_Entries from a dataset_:
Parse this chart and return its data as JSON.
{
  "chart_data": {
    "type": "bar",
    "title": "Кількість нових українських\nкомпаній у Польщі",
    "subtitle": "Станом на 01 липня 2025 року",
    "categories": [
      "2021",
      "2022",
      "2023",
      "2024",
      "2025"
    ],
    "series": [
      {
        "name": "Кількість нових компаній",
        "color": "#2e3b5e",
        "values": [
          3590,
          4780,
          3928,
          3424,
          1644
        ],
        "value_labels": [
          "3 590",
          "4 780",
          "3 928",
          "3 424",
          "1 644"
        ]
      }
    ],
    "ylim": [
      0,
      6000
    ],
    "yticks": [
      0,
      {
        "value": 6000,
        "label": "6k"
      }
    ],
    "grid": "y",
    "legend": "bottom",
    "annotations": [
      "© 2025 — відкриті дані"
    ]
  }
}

_EXERCISE_:
Type out all of the material again, word for word.

_TASK RESPONSE_:
Parse this chart and return its data as JSON.
{
  "chart_data": {
    "type": "bar",
    "title": "Кількість нових українських\nкомпаній у Польщі",
    "subtitle": "Станом на 01 липня 2025 року",
    "categories": [
      "2021",
      "2022",
      "2023",
      "2024",
      "2025"
    ],
    "series": [
      {
        "name": "Кількість нових компаній",
        "color": "#2e3b5e",
        "values": [
          3590,
          4780,
          3928,
          3424,
          1644
        ],
        "value_labels": [
          "3 590",
          "4 780",
          "3 928",
          "3 424",
          "1 644"
        ]
      }
    ],
    "ylim": [
      0,
      6000
    ],
    "yticks": [
      0,
      {
        "value": 6000,
        "label": "6k"
      }
    ],
    "grid": "y",
    "legend": "bottom",
    "annotations": [
      "© 2025 — відкриті дані"
    ]
  }
}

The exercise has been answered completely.